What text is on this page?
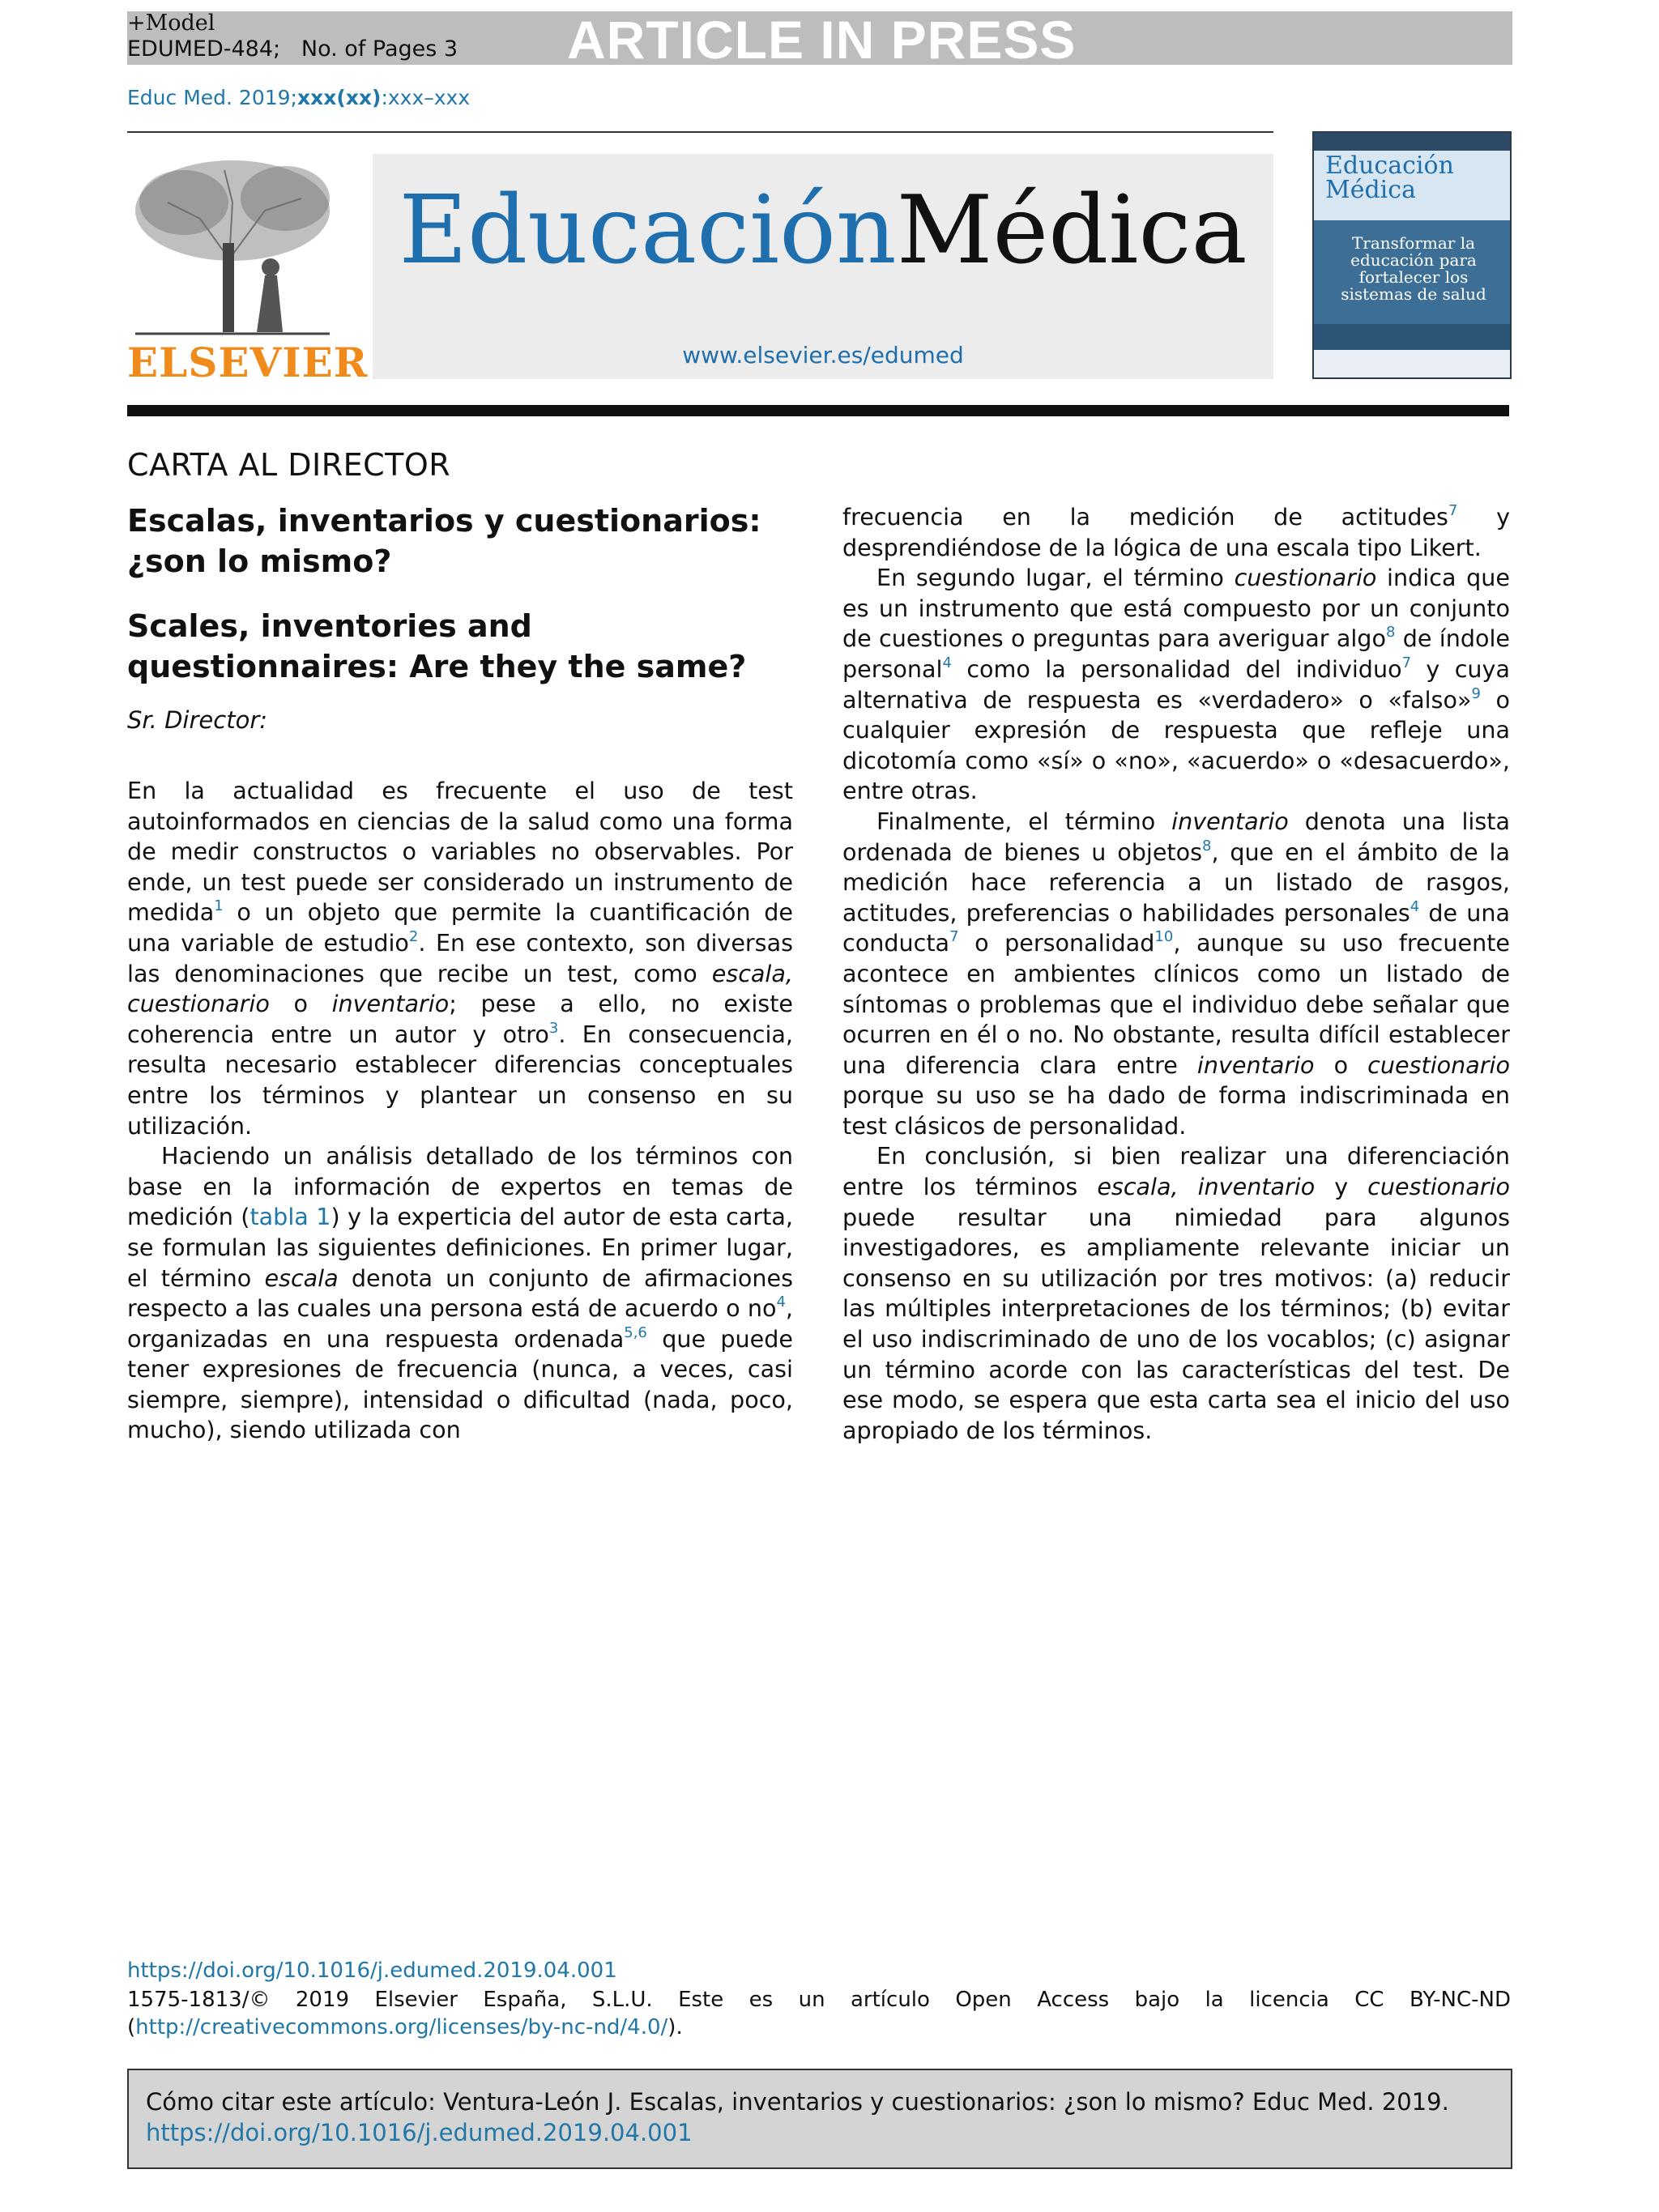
+Model
EDUMED-484; No. of Pages 3 ARTICLE IN PRESS
Educ Med. 2019;xxx(xx):xxx–xxx
ELSEVIER
EducaciónMédica
www.elsevier.es/edumed
Educación
Médica
Transformar la educación para fortalecer los sistemas de salud
CARTA AL DIRECTOR
Escalas, inventarios y cuestionarios: ¿son lo mismo?
Scales, inventories and questionnaires: Are they the same?
Sr. Director:

En la actualidad es frecuente el uso de test autoinformados en ciencias de la salud como una forma de medir constructos o variables no observables. Por ende, un test puede ser considerado un instrumento de medida$^1$ o un objeto que permite la cuantificación de una variable de estudio$^2$. En ese contexto, son diversas las denominaciones que recibe un test, como escala, cuestionario o inventario; pese a ello, no existe coherencia entre un autor y otro$^3$. En consecuencia, resulta necesario establecer diferencias conceptuales entre los términos y plantear un consenso en su utilización.

Haciendo un análisis detallado de los términos con base en la información de expertos en temas de medición (tabla 1) y la experticia del autor de esta carta, se formulan las siguientes definiciones. En primer lugar, el término escala denota un conjunto de afirmaciones respecto a las cuales una persona está de acuerdo o $no^4$, organizadas en una respuesta ordenada$^{5,6}$ que puede tener expresiones de frecuencia (nunca, a veces, casi siempre, siempre), intensidad o dificultad (nada, poco, mucho), siendo utilizada con

frecuencia en la medición de actitudes$^7$ y desprendiéndose de la lógica de una escala tipo Likert.

En segundo lugar, el término cuestionario indica que es un instrumento que está compuesto por un conjunto de cuestiones o preguntas para averiguar algo$^8$ de índole personal$^4$ como la personalidad del individuo$^7$ y cuya alternativa de respuesta es «verdadero» o «falso»$^9$ o cualquier expresión de respuesta que refleje una dicotomía como «sí» o «no», «acuerdo» o «desacuerdo», entre otras.

Finalmente, el término inventario denota una lista ordenada de bienes u objetos$^8$, que en el ámbito de la medición hace referencia a un listado de rasgos, actitudes, preferencias o habilidades personales$^4$ de una conducta$^7$ o personalidad$^{10}$, aunque su uso frecuente acontece en ambientes clínicos como un listado de síntomas o problemas que el individuo debe señalar que ocurren en él o no. No obstante, resulta difícil establecer una diferencia clara entre inventario o cuestionario porque su uso se ha dado de forma indiscriminada en test clásicos de personalidad.

En conclusión, si bien realizar una diferenciación entre los términos escala, inventario y cuestionario puede resultar una nimiedad para algunos investigadores, es ampliamente relevante iniciar un consenso en su utilización por tres motivos: (a) reducir las múltiples interpretaciones de los términos; (b) evitar el uso indiscriminado de uno de los vocablos; (c) asignar un término acorde con las características del test. De ese modo, se espera que esta carta sea el inicio del uso apropiado de los términos.

https://doi.org/10.1016/j.edumed.2019.04.001
1575-1813/© 2019 Elsevier España, S.L.U. Este es un artículo Open Access bajo la licencia CC BY-NC-ND (http://creativecommons.org/licenses/by-nc-nd/4.0/).
Cómo citar este artículo: Ventura-León J. Escalas, inventarios y cuestionarios: ¿son lo mismo? Educ Med. 2019.
https://doi.org/10.1016/j.edumed.2019.04.001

_Written request_
Exact duplication of all the records is required; pictures are omitted from the copy.

_Task output_
What text is on this page?
+Model
EDUMED-484; No. of Pages 3 ARTICLE IN PRESS
Educ Med. 2019;xxx(xx):xxx–xxx
ELSEVIER
EducaciónMédica
www.elsevier.es/edumed
Educación
Médica
Transformar la educación para fortalecer los sistemas de salud
CARTA AL DIRECTOR
Escalas, inventarios y cuestionarios: ¿son lo mismo?
Scales, inventories and questionnaires: Are they the same?
Sr. Director:

En la actualidad es frecuente el uso de test autoinformados en ciencias de la salud como una forma de medir constructos o variables no observables. Por ende, un test puede ser considerado un instrumento de medida$^1$ o un objeto que permite la cuantificación de una variable de estudio$^2$. En ese contexto, son diversas las denominaciones que recibe un test, como escala, cuestionario o inventario; pese a ello, no existe coherencia entre un autor y otro$^3$. En consecuencia, resulta necesario establecer diferencias conceptuales entre los términos y plantear un consenso en su utilización.

Haciendo un análisis detallado de los términos con base en la información de expertos en temas de medición (tabla 1) y la experticia del autor de esta carta, se formulan las siguientes definiciones. En primer lugar, el término escala denota un conjunto de afirmaciones respecto a las cuales una persona está de acuerdo o $no^4$, organizadas en una respuesta ordenada$^{5,6}$ que puede tener expresiones de frecuencia (nunca, a veces, casi siempre, siempre), intensidad o dificultad (nada, poco, mucho), siendo utilizada con

frecuencia en la medición de actitudes$^7$ y desprendiéndose de la lógica de una escala tipo Likert.

En segundo lugar, el término cuestionario indica que es un instrumento que está compuesto por un conjunto de cuestiones o preguntas para averiguar algo$^8$ de índole personal$^4$ como la personalidad del individuo$^7$ y cuya alternativa de respuesta es «verdadero» o «falso»$^9$ o cualquier expresión de respuesta que refleje una dicotomía como «sí» o «no», «acuerdo» o «desacuerdo», entre otras.

Finalmente, el término inventario denota una lista ordenada de bienes u objetos$^8$, que en el ámbito de la medición hace referencia a un listado de rasgos, actitudes, preferencias o habilidades personales$^4$ de una conducta$^7$ o personalidad$^{10}$, aunque su uso frecuente acontece en ambientes clínicos como un listado de síntomas o problemas que el individuo debe señalar que ocurren en él o no. No obstante, resulta difícil establecer una diferencia clara entre inventario o cuestionario porque su uso se ha dado de forma indiscriminada en test clásicos de personalidad.

En conclusión, si bien realizar una diferenciación entre los términos escala, inventario y cuestionario puede resultar una nimiedad para algunos investigadores, es ampliamente relevante iniciar un consenso en su utilización por tres motivos: (a) reducir las múltiples interpretaciones de los términos; (b) evitar el uso indiscriminado de uno de los vocablos; (c) asignar un término acorde con las características del test. De ese modo, se espera que esta carta sea el inicio del uso apropiado de los términos.

https://doi.org/10.1016/j.edumed.2019.04.001
1575-1813/© 2019 Elsevier España, S.L.U. Este es un artículo Open Access bajo la licencia CC BY-NC-ND (http://creativecommons.org/licenses/by-nc-nd/4.0/).
Cómo citar este artículo: Ventura-León J. Escalas, inventarios y cuestionarios: ¿son lo mismo? Educ Med. 2019.
https://doi.org/10.1016/j.edumed.2019.04.001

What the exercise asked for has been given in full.